- _Part of a data file_:
────────────────

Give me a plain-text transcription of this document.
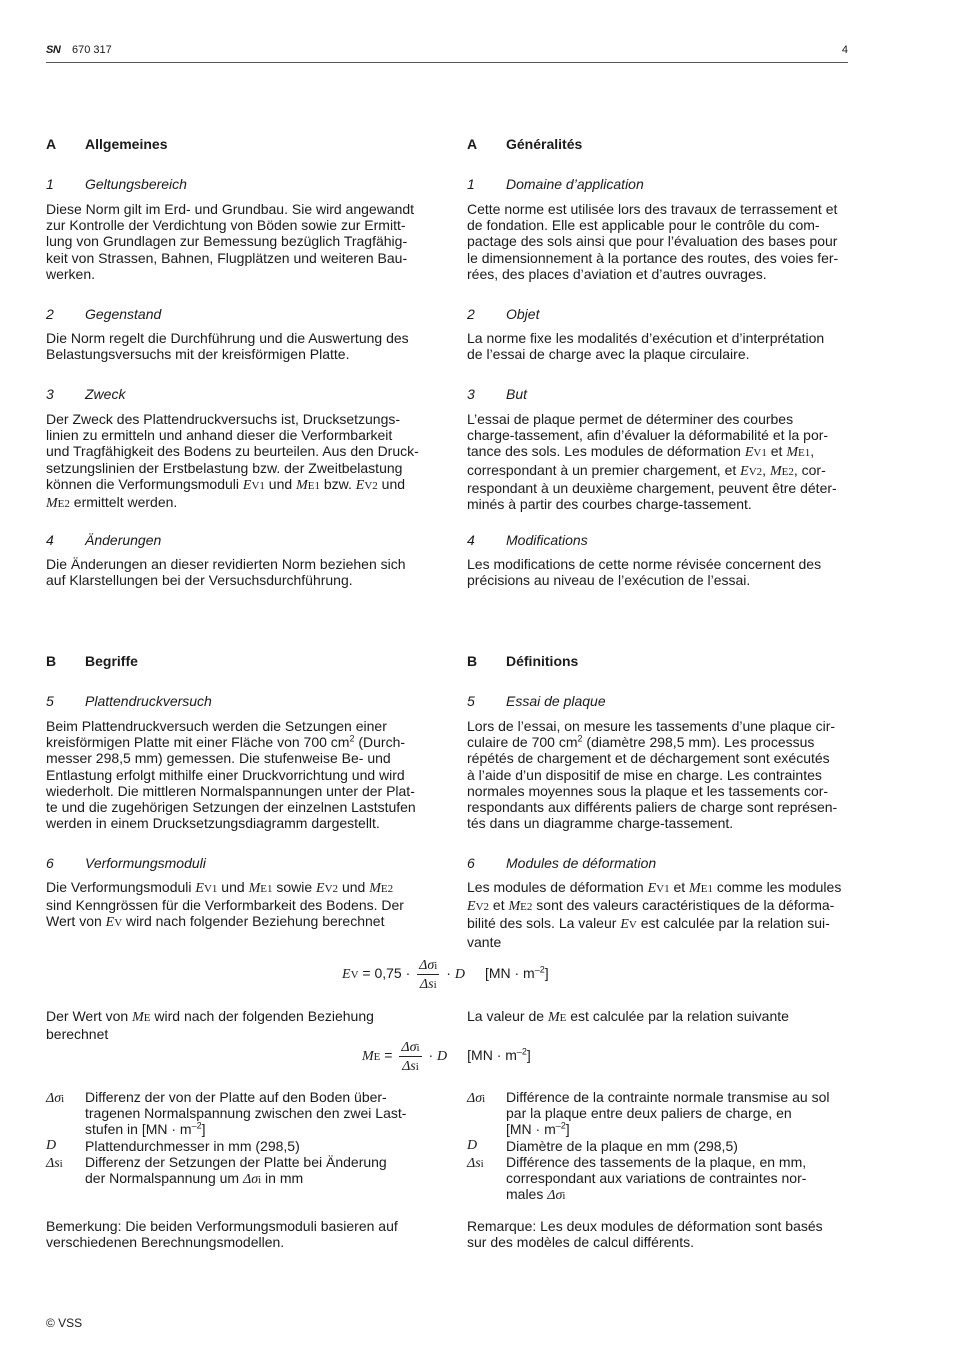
SN 670 317	4
A Allgemeines
1 Geltungsbereich
Diese Norm gilt im Erd- und Grundbau. Sie wird angewandt
zur Kontrolle der Verdichtung von Böden sowie zur Ermitt-
lung von Grundlagen zur Bemessung bezüglich Tragfähig-
keit von Strassen, Bahnen, Flugplätzen und weiteren Bau-
werken.
2 Gegenstand
Die Norm regelt die Durchführung und die Auswertung des
Belastungsversuchs mit der kreisförmigen Platte.
3 Zweck
Der Zweck des Plattendruckversuchs ist, Drucksetzungs-
linien zu ermitteln und anhand dieser die Verformbarkeit
und Tragfähigkeit des Bodens zu beurteilen. Aus den Druck-
setzungslinien der Erstbelastung bzw. der Zweitbelastung
können die Verformungsmoduli EV1 und ME1 bzw. EV2 und
ME2 ermittelt werden.
4 Änderungen
Die Änderungen an dieser revidierten Norm beziehen sich
auf Klarstellungen bei der Versuchsdurchführung.
B Begriffe
5 Plattendruckversuch
Beim Plattendruckversuch werden die Setzungen einer
kreisförmigen Platte mit einer Fläche von 700 $cm^2$ (Durch-
messer 298,5 mm) gemessen. Die stufenweise Be- und
Entlastung erfolgt mithilfe einer Druckvorrichtung und wird
wiederholt. Die mittleren Normalspannungen unter der Plat-
te und die zugehörigen Setzungen der einzelnen Laststufen
werden in einem Drucksetzungsdiagramm dargestellt.
6 Verformungsmoduli
Die Verformungsmoduli EV1 und ME1 sowie EV2 und ME2
sind Kenngrössen für die Verformbarkeit des Bodens. Der
Wert von EV wird nach folgender Beziehung berechnet
Der Wert von ME wird nach der folgenden Beziehung
berechnet
Δσi Differenz der von der Platte auf den Boden über-
tragenen Normalspannung zwischen den zwei Last-
stufen in $[MN \cdot m^{-2}]$
D Plattendurchmesser in mm (298,5)
Δsi Differenz der Setzungen der Platte bei Änderung
der Normalspannung um Δσi in mm
Bemerkung: Die beiden Verformungsmoduli basieren auf
verschiedenen Berechnungsmodellen.
A Généralités
1 Domaine d’application
Cette norme est utilisée lors des travaux de terrassement et
de fondation. Elle est applicable pour le contrôle du com-
pactage des sols ainsi que pour l’évaluation des bases pour
le dimensionnement à la portance des routes, des voies fer-
rées, des places d’aviation et d’autres ouvrages.
2 Objet
La norme fixe les modalités d’exécution et d’interprétation
de l’essai de charge avec la plaque circulaire.
3 But
L’essai de plaque permet de déterminer des courbes
charge-tassement, afin d’évaluer la déformabilité et la por-
tance des sols. Les modules de déformation EV1 et ME1,
correspondant à un premier chargement, et EV2, ME2, cor-
respondant à un deuxième chargement, peuvent être déter-
minés à partir des courbes charge-tassement.
4 Modifications
Les modifications de cette norme révisée concernent des
précisions au niveau de l’exécution de l’essai.
B Définitions
5 Essai de plaque
Lors de l’essai, on mesure les tassements d’une plaque cir-
culaire de 700 $cm^2$ (diamètre 298,5 mm). Les processus
répétés de chargement et de déchargement sont exécutés
à l’aide d’un dispositif de mise en charge. Les contraintes
normales moyennes sous la plaque et les tassements cor-
respondants aux différents paliers de charge sont représen-
tés dans un diagramme charge-tassement.
6 Modules de déformation
Les modules de déformation EV1 et ME1 comme les modules
EV2 et ME2 sont des valeurs caractéristiques de la déforma-
bilité des sols. La valeur EV est calculée par la relation sui-
vante
La valeur de ME est calculée par la relation suivante
Δσi Différence de la contrainte normale transmise au sol
par la plaque entre deux paliers de charge, en
$[MN \cdot m^{-2}]$
D Diamètre de la plaque en mm (298,5)
Δsi Différence des tassements de la plaque, en mm,
correspondant aux variations de contraintes nor-
males Δσi
Remarque: Les deux modules de déformation sont basés
sur des modèles de calcul différents.
EV = $0,75 \cdot \frac{\text{Δσi}}{\text{Δsi}} \cdot D$ $[MN \cdot m^{-2}]$
ME = $\frac{\text{Δσi}}{\text{Δsi}} \cdot D$ $[MN \cdot m^{-2}]$
© VSS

────────────────

- _Stated problem_:
Nothing in the entries should change as you copy them, except that the pictures are left out.

- _Exercise solution_:
Give me a plain-text transcription of this document.
SN 670 317	4
A Allgemeines
1 Geltungsbereich
Diese Norm gilt im Erd- und Grundbau. Sie wird angewandt
zur Kontrolle der Verdichtung von Böden sowie zur Ermitt-
lung von Grundlagen zur Bemessung bezüglich Tragfähig-
keit von Strassen, Bahnen, Flugplätzen und weiteren Bau-
werken.
2 Gegenstand
Die Norm regelt die Durchführung und die Auswertung des
Belastungsversuchs mit der kreisförmigen Platte.
3 Zweck
Der Zweck des Plattendruckversuchs ist, Drucksetzungs-
linien zu ermitteln und anhand dieser die Verformbarkeit
und Tragfähigkeit des Bodens zu beurteilen. Aus den Druck-
setzungslinien der Erstbelastung bzw. der Zweitbelastung
können die Verformungsmoduli EV1 und ME1 bzw. EV2 und
ME2 ermittelt werden.
4 Änderungen
Die Änderungen an dieser revidierten Norm beziehen sich
auf Klarstellungen bei der Versuchsdurchführung.
B Begriffe
5 Plattendruckversuch
Beim Plattendruckversuch werden die Setzungen einer
kreisförmigen Platte mit einer Fläche von 700 $cm^2$ (Durch-
messer 298,5 mm) gemessen. Die stufenweise Be- und
Entlastung erfolgt mithilfe einer Druckvorrichtung und wird
wiederholt. Die mittleren Normalspannungen unter der Plat-
te und die zugehörigen Setzungen der einzelnen Laststufen
werden in einem Drucksetzungsdiagramm dargestellt.
6 Verformungsmoduli
Die Verformungsmoduli EV1 und ME1 sowie EV2 und ME2
sind Kenngrössen für die Verformbarkeit des Bodens. Der
Wert von EV wird nach folgender Beziehung berechnet
Der Wert von ME wird nach der folgenden Beziehung
berechnet
Δσi Differenz der von der Platte auf den Boden über-
tragenen Normalspannung zwischen den zwei Last-
stufen in $[MN \cdot m^{-2}]$
D Plattendurchmesser in mm (298,5)
Δsi Differenz der Setzungen der Platte bei Änderung
der Normalspannung um Δσi in mm
Bemerkung: Die beiden Verformungsmoduli basieren auf
verschiedenen Berechnungsmodellen.
A Généralités
1 Domaine d’application
Cette norme est utilisée lors des travaux de terrassement et
de fondation. Elle est applicable pour le contrôle du com-
pactage des sols ainsi que pour l’évaluation des bases pour
le dimensionnement à la portance des routes, des voies fer-
rées, des places d’aviation et d’autres ouvrages.
2 Objet
La norme fixe les modalités d’exécution et d’interprétation
de l’essai de charge avec la plaque circulaire.
3 But
L’essai de plaque permet de déterminer des courbes
charge-tassement, afin d’évaluer la déformabilité et la por-
tance des sols. Les modules de déformation EV1 et ME1,
correspondant à un premier chargement, et EV2, ME2, cor-
respondant à un deuxième chargement, peuvent être déter-
minés à partir des courbes charge-tassement.
4 Modifications
Les modifications de cette norme révisée concernent des
précisions au niveau de l’exécution de l’essai.
B Définitions
5 Essai de plaque
Lors de l’essai, on mesure les tassements d’une plaque cir-
culaire de 700 $cm^2$ (diamètre 298,5 mm). Les processus
répétés de chargement et de déchargement sont exécutés
à l’aide d’un dispositif de mise en charge. Les contraintes
normales moyennes sous la plaque et les tassements cor-
respondants aux différents paliers de charge sont représen-
tés dans un diagramme charge-tassement.
6 Modules de déformation
Les modules de déformation EV1 et ME1 comme les modules
EV2 et ME2 sont des valeurs caractéristiques de la déforma-
bilité des sols. La valeur EV est calculée par la relation sui-
vante
La valeur de ME est calculée par la relation suivante
Δσi Différence de la contrainte normale transmise au sol
par la plaque entre deux paliers de charge, en
$[MN \cdot m^{-2}]$
D Diamètre de la plaque en mm (298,5)
Δsi Différence des tassements de la plaque, en mm,
correspondant aux variations de contraintes nor-
males Δσi
Remarque: Les deux modules de déformation sont basés
sur des modèles de calcul différents.
EV = $0,75 \cdot \frac{\text{Δσi}}{\text{Δsi}} \cdot D$ $[MN \cdot m^{-2}]$
ME = $\frac{\text{Δσi}}{\text{Δsi}} \cdot D$ $[MN \cdot m^{-2}]$
© VSS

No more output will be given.